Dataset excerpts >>
►
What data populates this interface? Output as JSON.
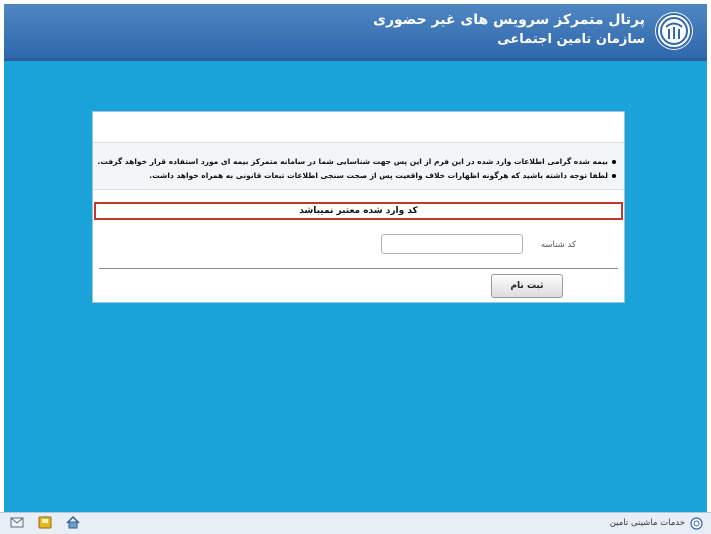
{
  "header": {
    "title_line1": "پرتال متمرکز سرویس های غیر حضوری",
    "title_line2": "سازمان تامین اجتماعی",
    "logo_icon": "tamin-logo-icon"
  },
  "notice": {
    "line1": "بیمه شده گرامی اطلاعات وارد شده در این فرم از این پس جهت شناسایی شما در سامانه متمرکز بیمه ای مورد استفاده قرار خواهد گرفت.",
    "line2": "لطفا توجه داشته باشید که هرگونه اظهارات خلاف واقعیت پس از صحت سنجی اطلاعات تبعات قانونی به همراه خواهد داشت."
  },
  "error_message": "کد وارد شده معتبر نمیباشد",
  "form": {
    "code_label": "کد شناسه",
    "code_value": "",
    "submit_label": "ثبت نام"
  },
  "footer": {
    "text": "خدمات ماشینی تامین",
    "icons": [
      "mail-icon",
      "save-icon",
      "home-icon",
      "tamin-small-logo-icon"
    ]
  },
  "colors": {
    "background": "#1aa3d8",
    "header": "#2f68ad",
    "error_border": "#c0392b"
  }
}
◄
Transcribe each line above verbatim, with the pictures left out.

OUTPUT FOR THIS TASK >>
What data populates this interface? Output as JSON.
{
  "header": {
    "title_line1": "پرتال متمرکز سرویس های غیر حضوری",
    "title_line2": "سازمان تامین اجتماعی",
    "logo_icon": "tamin-logo-icon"
  },
  "notice": {
    "line1": "بیمه شده گرامی اطلاعات وارد شده در این فرم از این پس جهت شناسایی شما در سامانه متمرکز بیمه ای مورد استفاده قرار خواهد گرفت.",
    "line2": "لطفا توجه داشته باشید که هرگونه اظهارات خلاف واقعیت پس از صحت سنجی اطلاعات تبعات قانونی به همراه خواهد داشت."
  },
  "error_message": "کد وارد شده معتبر نمیباشد",
  "form": {
    "code_label": "کد شناسه",
    "code_value": "",
    "submit_label": "ثبت نام"
  },
  "footer": {
    "text": "خدمات ماشینی تامین",
    "icons": [
      "mail-icon",
      "save-icon",
      "home-icon",
      "tamin-small-logo-icon"
    ]
  },
  "colors": {
    "background": "#1aa3d8",
    "header": "#2f68ad",
    "error_border": "#c0392b"
  }
}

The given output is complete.